Copy every line of the records below that holds the word "this".

(Dataset records)

★ ★ ★ ★

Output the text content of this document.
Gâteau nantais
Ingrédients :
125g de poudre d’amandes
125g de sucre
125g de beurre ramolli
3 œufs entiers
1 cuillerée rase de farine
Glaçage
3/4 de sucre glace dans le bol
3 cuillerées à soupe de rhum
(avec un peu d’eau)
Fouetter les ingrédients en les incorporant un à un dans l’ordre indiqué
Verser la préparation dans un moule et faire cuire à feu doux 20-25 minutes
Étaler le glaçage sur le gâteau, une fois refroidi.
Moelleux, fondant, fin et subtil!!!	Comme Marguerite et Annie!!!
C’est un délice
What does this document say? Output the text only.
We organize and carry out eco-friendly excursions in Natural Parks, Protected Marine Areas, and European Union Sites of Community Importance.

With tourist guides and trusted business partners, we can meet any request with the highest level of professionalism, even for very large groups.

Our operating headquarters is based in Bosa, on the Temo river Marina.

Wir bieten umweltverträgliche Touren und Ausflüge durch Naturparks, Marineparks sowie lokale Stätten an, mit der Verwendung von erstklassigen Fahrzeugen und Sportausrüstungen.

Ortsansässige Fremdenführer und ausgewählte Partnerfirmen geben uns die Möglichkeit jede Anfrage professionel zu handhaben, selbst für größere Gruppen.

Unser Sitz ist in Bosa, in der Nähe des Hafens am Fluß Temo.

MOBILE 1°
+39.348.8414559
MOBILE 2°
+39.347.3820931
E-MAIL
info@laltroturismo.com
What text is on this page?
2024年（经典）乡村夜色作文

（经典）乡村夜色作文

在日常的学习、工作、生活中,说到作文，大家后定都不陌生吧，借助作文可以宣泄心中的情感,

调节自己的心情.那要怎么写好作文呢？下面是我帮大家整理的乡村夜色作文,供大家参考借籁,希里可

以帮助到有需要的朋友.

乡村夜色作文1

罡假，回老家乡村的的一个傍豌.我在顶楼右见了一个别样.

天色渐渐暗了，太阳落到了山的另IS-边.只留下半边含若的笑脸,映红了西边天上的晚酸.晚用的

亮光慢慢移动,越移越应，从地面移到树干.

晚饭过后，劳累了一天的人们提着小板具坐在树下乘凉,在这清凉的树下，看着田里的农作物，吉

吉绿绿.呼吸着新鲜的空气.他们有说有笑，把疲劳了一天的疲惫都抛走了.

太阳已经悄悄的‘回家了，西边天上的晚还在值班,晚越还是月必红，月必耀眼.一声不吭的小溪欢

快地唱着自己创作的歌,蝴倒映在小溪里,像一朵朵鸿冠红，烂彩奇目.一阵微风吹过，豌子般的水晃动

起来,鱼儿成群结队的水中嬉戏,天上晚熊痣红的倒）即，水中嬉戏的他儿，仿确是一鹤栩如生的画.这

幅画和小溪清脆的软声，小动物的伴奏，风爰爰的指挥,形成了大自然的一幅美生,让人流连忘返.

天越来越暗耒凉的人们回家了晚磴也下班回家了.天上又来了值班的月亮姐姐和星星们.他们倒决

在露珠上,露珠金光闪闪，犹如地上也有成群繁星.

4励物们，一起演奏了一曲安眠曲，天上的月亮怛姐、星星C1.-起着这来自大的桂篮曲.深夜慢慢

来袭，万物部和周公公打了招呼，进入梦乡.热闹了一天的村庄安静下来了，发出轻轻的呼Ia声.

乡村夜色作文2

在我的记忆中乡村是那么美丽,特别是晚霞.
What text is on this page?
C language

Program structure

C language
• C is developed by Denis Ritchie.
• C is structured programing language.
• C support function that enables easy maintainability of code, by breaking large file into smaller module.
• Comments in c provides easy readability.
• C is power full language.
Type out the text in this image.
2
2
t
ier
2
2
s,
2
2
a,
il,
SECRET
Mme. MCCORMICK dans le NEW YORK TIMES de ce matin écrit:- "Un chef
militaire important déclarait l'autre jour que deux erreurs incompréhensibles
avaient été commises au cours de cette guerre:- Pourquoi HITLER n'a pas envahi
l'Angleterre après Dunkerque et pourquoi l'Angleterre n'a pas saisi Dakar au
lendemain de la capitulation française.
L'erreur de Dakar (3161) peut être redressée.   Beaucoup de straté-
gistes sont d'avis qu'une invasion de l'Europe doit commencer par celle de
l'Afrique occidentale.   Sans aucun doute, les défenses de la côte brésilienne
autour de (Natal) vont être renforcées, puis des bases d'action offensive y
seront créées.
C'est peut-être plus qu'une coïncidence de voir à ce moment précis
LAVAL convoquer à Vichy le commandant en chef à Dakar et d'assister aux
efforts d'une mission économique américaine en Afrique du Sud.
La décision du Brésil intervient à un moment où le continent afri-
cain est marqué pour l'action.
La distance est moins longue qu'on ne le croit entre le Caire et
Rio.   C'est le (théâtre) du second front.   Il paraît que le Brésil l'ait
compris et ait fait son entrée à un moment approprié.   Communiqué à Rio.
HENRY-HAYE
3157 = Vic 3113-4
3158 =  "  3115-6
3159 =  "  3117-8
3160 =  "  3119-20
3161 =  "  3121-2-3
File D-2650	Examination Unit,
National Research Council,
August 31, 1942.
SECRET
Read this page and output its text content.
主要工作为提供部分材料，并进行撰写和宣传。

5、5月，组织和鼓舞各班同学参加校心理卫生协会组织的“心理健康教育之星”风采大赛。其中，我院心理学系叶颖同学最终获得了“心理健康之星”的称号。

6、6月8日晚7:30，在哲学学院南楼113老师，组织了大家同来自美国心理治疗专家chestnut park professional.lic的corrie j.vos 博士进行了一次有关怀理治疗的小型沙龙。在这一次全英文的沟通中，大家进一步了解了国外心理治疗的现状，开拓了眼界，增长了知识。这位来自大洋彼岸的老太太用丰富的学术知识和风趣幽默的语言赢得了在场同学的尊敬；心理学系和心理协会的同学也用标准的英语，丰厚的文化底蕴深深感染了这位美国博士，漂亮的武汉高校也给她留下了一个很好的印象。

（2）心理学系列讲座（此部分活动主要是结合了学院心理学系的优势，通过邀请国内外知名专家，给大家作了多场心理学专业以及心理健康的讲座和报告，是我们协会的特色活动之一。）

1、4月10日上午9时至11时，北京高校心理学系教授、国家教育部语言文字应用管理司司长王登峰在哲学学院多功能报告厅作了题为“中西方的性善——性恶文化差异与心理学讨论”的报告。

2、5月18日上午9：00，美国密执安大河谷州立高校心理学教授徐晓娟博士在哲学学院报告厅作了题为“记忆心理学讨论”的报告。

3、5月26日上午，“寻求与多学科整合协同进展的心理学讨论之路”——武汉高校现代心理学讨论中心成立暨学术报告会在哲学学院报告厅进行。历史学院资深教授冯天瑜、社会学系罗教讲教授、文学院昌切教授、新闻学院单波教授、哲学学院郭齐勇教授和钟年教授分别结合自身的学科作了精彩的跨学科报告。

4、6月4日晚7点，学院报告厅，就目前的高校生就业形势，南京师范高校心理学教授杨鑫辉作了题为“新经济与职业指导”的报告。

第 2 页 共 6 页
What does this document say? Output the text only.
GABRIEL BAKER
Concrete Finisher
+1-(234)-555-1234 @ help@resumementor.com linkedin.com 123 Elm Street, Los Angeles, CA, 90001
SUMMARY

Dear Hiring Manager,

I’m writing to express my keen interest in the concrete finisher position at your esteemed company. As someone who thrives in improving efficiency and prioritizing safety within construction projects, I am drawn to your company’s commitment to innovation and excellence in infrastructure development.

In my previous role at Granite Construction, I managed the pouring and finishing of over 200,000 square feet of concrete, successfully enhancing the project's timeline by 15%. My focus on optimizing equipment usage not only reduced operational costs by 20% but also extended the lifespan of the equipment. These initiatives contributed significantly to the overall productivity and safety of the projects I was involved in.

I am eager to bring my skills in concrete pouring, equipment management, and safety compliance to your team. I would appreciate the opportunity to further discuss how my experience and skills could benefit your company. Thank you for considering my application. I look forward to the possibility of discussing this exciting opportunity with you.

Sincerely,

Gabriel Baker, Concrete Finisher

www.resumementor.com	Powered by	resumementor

★ ★ ★ ★

Answer below:
Output the text content of this document.
What does this document say? Output the text only.
What text is on this page?
What text is on this page?
Type out the text in this image.
Read this page and output its text content.
What does this document say? Output the text only.
I am eager to bring my skills in concrete pouring, equipment management, and safety compliance to your team. I would appreciate the opportunity to further discuss how my experience and skills could benefit your company. Thank you for considering my application. I look forward to the possibility of discussing this exciting opportunity with you.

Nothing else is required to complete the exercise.